:: Stated problem ::
Count how many lines contain "tiếp" and reply with that number only.

:: Rows ::
## Start

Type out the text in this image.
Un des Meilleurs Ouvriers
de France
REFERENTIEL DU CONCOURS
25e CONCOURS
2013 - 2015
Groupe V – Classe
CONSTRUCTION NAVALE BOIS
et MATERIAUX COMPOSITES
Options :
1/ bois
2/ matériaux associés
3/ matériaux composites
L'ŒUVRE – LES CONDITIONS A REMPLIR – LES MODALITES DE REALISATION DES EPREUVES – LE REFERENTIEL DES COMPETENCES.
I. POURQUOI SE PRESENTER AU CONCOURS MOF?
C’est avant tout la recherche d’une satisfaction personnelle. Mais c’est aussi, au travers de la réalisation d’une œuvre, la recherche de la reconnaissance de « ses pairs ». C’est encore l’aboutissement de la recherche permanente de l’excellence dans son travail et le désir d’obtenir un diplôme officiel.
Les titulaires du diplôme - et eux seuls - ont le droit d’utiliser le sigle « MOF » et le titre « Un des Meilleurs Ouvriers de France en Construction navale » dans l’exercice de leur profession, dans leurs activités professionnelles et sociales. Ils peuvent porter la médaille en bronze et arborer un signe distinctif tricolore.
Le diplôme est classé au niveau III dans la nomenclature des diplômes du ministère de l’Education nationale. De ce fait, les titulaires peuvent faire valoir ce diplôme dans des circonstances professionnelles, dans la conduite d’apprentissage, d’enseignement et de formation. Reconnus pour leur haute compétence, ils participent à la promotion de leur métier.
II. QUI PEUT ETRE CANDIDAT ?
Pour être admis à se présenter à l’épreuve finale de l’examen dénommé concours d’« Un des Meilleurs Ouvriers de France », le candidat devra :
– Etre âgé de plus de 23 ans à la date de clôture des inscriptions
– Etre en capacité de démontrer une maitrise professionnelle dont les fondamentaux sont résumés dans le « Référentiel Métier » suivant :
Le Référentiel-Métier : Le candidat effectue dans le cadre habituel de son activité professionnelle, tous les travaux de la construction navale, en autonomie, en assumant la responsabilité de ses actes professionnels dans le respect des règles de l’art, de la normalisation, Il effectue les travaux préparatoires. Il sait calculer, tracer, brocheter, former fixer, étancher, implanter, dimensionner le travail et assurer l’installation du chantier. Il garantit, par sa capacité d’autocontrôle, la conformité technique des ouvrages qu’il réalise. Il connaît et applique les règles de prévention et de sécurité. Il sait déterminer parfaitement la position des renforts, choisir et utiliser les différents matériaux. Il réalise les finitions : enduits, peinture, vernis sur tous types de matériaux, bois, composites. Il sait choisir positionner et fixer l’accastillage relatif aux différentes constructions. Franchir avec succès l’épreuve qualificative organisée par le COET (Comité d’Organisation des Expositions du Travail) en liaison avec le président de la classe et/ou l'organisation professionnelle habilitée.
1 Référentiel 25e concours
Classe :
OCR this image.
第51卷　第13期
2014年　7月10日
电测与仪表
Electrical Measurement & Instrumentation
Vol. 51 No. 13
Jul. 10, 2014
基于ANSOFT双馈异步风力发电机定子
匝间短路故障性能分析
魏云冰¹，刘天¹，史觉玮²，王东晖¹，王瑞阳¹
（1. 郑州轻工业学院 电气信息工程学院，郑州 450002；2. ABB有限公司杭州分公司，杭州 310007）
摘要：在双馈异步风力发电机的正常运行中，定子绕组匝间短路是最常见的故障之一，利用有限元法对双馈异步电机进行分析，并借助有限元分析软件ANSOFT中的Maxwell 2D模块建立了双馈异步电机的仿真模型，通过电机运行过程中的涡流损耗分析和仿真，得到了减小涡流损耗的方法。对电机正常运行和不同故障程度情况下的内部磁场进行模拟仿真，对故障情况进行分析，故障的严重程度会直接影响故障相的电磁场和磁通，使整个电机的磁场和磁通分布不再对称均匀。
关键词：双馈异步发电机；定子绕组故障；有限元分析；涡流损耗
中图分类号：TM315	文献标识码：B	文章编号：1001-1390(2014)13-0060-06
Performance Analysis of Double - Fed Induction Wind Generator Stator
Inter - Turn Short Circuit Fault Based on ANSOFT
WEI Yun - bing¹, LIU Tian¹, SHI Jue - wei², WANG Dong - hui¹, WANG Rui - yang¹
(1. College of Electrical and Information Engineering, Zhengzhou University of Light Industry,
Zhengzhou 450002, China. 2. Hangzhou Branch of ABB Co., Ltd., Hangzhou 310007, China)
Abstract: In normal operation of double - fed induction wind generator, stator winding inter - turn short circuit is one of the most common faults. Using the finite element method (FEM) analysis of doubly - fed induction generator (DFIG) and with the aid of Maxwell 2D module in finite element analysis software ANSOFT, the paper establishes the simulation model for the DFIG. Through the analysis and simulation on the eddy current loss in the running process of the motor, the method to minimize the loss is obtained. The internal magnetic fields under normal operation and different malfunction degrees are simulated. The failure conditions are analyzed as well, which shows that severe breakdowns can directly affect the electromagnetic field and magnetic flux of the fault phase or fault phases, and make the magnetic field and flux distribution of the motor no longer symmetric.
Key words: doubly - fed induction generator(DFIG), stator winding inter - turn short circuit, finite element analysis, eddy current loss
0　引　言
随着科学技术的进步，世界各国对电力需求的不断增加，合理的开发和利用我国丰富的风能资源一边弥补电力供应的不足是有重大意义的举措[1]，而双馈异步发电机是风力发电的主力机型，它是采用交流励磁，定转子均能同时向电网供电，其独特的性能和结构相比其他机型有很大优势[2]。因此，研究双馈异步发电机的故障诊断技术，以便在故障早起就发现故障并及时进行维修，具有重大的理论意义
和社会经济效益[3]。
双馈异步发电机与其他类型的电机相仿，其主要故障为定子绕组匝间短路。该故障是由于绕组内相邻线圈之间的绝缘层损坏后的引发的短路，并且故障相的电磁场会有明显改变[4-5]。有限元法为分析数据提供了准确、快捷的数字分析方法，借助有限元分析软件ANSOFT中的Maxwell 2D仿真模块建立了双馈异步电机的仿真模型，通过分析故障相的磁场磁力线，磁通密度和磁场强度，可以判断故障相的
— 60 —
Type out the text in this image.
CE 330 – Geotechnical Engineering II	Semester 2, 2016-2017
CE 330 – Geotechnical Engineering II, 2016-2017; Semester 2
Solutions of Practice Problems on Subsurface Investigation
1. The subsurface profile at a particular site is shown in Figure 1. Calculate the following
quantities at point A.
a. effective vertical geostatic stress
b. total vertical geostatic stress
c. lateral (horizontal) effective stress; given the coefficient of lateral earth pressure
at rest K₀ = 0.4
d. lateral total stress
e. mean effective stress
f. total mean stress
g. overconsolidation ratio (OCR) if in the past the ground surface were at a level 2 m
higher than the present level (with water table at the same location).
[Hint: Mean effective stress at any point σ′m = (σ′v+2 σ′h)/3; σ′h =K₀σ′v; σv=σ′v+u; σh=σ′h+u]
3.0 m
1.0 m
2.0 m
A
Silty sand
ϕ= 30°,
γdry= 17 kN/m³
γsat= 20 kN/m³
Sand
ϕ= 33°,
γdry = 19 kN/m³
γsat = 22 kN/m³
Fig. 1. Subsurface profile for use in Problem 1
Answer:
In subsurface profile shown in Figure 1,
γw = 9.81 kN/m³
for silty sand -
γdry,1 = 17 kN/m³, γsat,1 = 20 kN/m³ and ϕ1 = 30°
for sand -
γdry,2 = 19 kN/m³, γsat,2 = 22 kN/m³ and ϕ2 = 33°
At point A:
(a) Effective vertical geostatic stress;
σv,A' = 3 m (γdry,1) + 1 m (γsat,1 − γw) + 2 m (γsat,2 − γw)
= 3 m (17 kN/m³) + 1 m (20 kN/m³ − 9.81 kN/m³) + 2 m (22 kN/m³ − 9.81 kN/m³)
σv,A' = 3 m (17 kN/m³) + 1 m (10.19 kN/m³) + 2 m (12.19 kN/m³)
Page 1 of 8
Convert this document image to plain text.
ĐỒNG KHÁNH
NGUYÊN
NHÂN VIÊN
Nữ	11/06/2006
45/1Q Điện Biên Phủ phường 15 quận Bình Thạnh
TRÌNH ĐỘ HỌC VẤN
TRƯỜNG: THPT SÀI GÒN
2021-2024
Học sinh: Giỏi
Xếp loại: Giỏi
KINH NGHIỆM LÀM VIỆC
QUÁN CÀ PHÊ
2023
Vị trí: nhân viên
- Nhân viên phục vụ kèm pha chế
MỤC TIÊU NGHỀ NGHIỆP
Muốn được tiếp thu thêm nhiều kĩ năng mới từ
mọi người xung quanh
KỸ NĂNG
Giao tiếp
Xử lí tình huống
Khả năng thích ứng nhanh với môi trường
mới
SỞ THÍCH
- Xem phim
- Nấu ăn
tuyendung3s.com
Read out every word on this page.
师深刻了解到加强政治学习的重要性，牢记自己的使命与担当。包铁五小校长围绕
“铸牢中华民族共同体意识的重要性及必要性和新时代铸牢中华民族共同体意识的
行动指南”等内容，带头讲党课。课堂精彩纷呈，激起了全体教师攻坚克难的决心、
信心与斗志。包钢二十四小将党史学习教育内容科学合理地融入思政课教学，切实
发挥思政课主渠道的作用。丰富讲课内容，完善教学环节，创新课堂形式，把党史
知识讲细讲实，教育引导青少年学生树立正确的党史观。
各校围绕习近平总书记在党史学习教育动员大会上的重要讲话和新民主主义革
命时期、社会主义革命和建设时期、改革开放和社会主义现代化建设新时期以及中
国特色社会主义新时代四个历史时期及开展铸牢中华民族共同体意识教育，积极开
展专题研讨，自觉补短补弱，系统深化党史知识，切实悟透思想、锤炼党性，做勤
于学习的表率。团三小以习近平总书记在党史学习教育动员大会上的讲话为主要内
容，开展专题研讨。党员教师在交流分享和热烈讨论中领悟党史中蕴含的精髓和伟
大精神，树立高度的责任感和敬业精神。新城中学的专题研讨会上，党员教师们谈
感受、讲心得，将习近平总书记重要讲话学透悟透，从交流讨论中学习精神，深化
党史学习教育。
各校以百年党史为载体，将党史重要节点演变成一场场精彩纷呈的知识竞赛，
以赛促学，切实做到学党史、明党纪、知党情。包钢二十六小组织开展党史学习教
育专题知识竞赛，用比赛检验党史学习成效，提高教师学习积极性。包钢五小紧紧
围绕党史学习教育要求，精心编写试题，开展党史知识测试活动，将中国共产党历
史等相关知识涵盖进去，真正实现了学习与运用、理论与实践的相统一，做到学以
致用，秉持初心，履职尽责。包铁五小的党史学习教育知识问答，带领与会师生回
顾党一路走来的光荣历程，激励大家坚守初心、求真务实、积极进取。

## End

:: Complete output ::
2